(Page extract)
§ §
Here is your demo with changes: A limited number of items, the initial size of viewport more, and added item component. demo
This allows us to see that when the viewport size is reduced, the data-forward-padding is not recalculated, even when the scroll event is fired manually.
Steps to reproduce the case when the scroll is shown even when there is free space at the bottom: [1 case]: change viewport, make it less
Steps to reproduce strange subscription behavior: [2 case]: click on item, border will be added.
The thing is that any change you apply to the layout does really update ResizeObserver params of all items. As a simplest check I made following:
Log for item-19 was called twice, before bordering item-18 and after. This is not related to the scroller, and you need to develop an algorithm that would be specific to your App and your needs.
§ §
(Items from a data source)

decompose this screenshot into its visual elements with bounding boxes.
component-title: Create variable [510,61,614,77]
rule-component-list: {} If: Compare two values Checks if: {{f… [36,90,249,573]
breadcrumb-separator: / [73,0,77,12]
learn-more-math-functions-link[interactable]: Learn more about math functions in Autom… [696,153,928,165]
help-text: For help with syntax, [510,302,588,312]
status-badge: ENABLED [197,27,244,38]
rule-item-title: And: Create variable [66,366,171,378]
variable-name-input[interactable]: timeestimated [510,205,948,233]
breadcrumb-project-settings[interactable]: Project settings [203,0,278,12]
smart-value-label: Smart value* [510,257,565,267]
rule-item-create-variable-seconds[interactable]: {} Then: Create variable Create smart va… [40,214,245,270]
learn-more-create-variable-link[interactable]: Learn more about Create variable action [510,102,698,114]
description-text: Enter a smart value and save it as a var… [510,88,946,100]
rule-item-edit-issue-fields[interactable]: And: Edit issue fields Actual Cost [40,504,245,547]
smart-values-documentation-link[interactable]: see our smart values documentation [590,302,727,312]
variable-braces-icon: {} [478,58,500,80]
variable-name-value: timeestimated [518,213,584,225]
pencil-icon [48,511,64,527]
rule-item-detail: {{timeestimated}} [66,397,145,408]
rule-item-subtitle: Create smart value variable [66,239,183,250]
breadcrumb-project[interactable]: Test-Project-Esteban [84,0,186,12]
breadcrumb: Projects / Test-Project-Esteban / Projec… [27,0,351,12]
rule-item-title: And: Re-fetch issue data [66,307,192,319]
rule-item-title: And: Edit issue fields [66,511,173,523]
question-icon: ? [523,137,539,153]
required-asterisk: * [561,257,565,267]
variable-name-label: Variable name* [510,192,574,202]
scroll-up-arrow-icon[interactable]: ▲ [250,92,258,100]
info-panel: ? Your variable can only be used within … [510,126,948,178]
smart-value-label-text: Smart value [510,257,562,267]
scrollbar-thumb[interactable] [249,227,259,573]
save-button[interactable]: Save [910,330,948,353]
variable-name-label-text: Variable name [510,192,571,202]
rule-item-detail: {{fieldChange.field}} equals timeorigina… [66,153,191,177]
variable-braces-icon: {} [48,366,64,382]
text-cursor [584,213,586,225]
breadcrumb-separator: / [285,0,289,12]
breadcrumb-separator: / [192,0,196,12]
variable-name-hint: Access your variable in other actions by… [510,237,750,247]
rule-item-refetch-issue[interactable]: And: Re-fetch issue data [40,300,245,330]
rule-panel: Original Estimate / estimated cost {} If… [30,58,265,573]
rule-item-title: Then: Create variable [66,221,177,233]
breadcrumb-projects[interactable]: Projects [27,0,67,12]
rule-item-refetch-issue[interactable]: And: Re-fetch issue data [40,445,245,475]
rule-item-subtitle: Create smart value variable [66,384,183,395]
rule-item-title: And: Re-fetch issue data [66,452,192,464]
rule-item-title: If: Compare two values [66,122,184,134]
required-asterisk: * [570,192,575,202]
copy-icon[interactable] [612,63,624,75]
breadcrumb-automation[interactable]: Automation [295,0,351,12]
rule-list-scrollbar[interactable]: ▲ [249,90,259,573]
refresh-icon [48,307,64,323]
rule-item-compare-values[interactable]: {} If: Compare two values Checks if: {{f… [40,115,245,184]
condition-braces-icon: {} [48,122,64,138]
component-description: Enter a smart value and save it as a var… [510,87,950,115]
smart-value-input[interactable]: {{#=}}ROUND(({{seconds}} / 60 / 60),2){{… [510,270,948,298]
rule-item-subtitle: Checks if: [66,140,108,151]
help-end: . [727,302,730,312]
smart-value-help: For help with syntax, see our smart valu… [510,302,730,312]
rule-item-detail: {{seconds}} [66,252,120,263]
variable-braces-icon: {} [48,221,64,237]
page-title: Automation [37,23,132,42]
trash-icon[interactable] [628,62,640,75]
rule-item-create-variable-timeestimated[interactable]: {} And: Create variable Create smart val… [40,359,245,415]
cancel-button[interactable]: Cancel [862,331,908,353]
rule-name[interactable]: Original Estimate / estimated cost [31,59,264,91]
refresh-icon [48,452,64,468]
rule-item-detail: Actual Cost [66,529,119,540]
§ §
(Required action 1)
Answer these questions using the scroller discussion.
(a) In the second case, what happens when an item is clicked?
(b) When the viewport size is reduced, what is not recalculated?
(c) Which item's log was called twice?
(Required action 2)
Decide whether each statement agrees with the scroller discussion. Answer yes or no, and quote the words that decide it.
(a) Firing the scroll event manually makes the data-forward-padding recalculate.
(b) The log for item-19 was called both before and after item-18 was bordered.
(c) The behavior is said to be caused by the scroller.

(Your response 1)
(a) A border is added.
(b) The data-forward-padding.
(c) item-19.

(Your response 2)
(a) No: "the data-forward-padding is not recalculated, even when the scroll event is fired manually"
(b) Yes: "Log for item-19 was called twice, before bordering item-18 and after."
(c) No: "This is not related to the scroller"